■ Do this
All records should be reproduced verbatim.

■ Stored items from a collection
>> start
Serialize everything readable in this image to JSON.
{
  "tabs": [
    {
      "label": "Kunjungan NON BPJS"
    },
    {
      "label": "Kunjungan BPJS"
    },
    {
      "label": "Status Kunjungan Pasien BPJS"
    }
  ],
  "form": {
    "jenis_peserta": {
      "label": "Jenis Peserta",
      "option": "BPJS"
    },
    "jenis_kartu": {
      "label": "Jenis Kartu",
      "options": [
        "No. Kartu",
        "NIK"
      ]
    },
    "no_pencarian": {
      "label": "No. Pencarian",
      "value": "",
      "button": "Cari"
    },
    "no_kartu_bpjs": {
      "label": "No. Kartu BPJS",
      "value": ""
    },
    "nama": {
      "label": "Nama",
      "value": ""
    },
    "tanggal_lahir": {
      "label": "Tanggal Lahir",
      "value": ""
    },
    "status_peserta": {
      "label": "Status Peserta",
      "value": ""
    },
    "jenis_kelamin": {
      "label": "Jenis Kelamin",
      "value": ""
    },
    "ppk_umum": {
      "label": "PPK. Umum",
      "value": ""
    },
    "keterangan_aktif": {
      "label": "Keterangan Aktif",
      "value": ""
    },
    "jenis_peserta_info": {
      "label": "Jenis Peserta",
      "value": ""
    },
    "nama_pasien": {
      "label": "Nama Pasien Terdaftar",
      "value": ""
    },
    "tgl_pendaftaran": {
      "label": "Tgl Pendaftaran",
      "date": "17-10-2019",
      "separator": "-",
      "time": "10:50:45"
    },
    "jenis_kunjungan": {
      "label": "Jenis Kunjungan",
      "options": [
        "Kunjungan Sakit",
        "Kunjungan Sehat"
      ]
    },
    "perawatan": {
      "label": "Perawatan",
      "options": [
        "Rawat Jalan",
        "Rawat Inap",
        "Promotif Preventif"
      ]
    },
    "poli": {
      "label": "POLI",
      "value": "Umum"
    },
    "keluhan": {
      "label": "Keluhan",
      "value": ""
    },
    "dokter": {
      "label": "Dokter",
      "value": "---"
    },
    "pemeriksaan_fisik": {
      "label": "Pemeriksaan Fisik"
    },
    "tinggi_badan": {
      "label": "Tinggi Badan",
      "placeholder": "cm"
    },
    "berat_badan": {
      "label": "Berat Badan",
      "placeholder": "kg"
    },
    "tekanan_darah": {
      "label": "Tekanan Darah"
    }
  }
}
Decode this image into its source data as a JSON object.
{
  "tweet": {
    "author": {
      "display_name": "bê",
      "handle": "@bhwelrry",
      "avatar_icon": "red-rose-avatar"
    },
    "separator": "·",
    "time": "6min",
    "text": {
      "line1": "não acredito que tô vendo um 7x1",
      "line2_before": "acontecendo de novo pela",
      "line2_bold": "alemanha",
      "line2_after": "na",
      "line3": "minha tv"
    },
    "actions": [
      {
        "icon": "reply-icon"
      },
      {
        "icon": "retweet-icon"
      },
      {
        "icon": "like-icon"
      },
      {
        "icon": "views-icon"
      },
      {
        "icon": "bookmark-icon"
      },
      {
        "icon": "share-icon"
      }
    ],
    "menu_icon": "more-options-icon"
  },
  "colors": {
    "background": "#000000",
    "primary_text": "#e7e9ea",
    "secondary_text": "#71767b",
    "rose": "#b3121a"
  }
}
>> end
■ Task output
Serialize everything readable in this image to JSON.
{
  "tabs": [
    {
      "label": "Kunjungan NON BPJS"
    },
    {
      "label": "Kunjungan BPJS"
    },
    {
      "label": "Status Kunjungan Pasien BPJS"
    }
  ],
  "form": {
    "jenis_peserta": {
      "label": "Jenis Peserta",
      "option": "BPJS"
    },
    "jenis_kartu": {
      "label": "Jenis Kartu",
      "options": [
        "No. Kartu",
        "NIK"
      ]
    },
    "no_pencarian": {
      "label": "No. Pencarian",
      "value": "",
      "button": "Cari"
    },
    "no_kartu_bpjs": {
      "label": "No. Kartu BPJS",
      "value": ""
    },
    "nama": {
      "label": "Nama",
      "value": ""
    },
    "tanggal_lahir": {
      "label": "Tanggal Lahir",
      "value": ""
    },
    "status_peserta": {
      "label": "Status Peserta",
      "value": ""
    },
    "jenis_kelamin": {
      "label": "Jenis Kelamin",
      "value": ""
    },
    "ppk_umum": {
      "label": "PPK. Umum",
      "value": ""
    },
    "keterangan_aktif": {
      "label": "Keterangan Aktif",
      "value": ""
    },
    "jenis_peserta_info": {
      "label": "Jenis Peserta",
      "value": ""
    },
    "nama_pasien": {
      "label": "Nama Pasien Terdaftar",
      "value": ""
    },
    "tgl_pendaftaran": {
      "label": "Tgl Pendaftaran",
      "date": "17-10-2019",
      "separator": "-",
      "time": "10:50:45"
    },
    "jenis_kunjungan": {
      "label": "Jenis Kunjungan",
      "options": [
        "Kunjungan Sakit",
        "Kunjungan Sehat"
      ]
    },
    "perawatan": {
      "label": "Perawatan",
      "options": [
        "Rawat Jalan",
        "Rawat Inap",
        "Promotif Preventif"
      ]
    },
    "poli": {
      "label": "POLI",
      "value": "Umum"
    },
    "keluhan": {
      "label": "Keluhan",
      "value": ""
    },
    "dokter": {
      "label": "Dokter",
      "value": "---"
    },
    "pemeriksaan_fisik": {
      "label": "Pemeriksaan Fisik"
    },
    "tinggi_badan": {
      "label": "Tinggi Badan",
      "placeholder": "cm"
    },
    "berat_badan": {
      "label": "Berat Badan",
      "placeholder": "kg"
    },
    "tekanan_darah": {
      "label": "Tekanan Darah"
    }
  }
}
Decode this image into its source data as a JSON object.
{
  "tweet": {
    "author": {
      "display_name": "bê",
      "handle": "@bhwelrry",
      "avatar_icon": "red-rose-avatar"
    },
    "separator": "·",
    "time": "6min",
    "text": {
      "line1": "não acredito que tô vendo um 7x1",
      "line2_before": "acontecendo de novo pela",
      "line2_bold": "alemanha",
      "line2_after": "na",
      "line3": "minha tv"
    },
    "actions": [
      {
        "icon": "reply-icon"
      },
      {
        "icon": "retweet-icon"
      },
      {
        "icon": "like-icon"
      },
      {
        "icon": "views-icon"
      },
      {
        "icon": "bookmark-icon"
      },
      {
        "icon": "share-icon"
      }
    ],
    "menu_icon": "more-options-icon"
  },
  "colors": {
    "background": "#000000",
    "primary_text": "#e7e9ea",
    "secondary_text": "#71767b",
    "rose": "#b3121a"
  }
}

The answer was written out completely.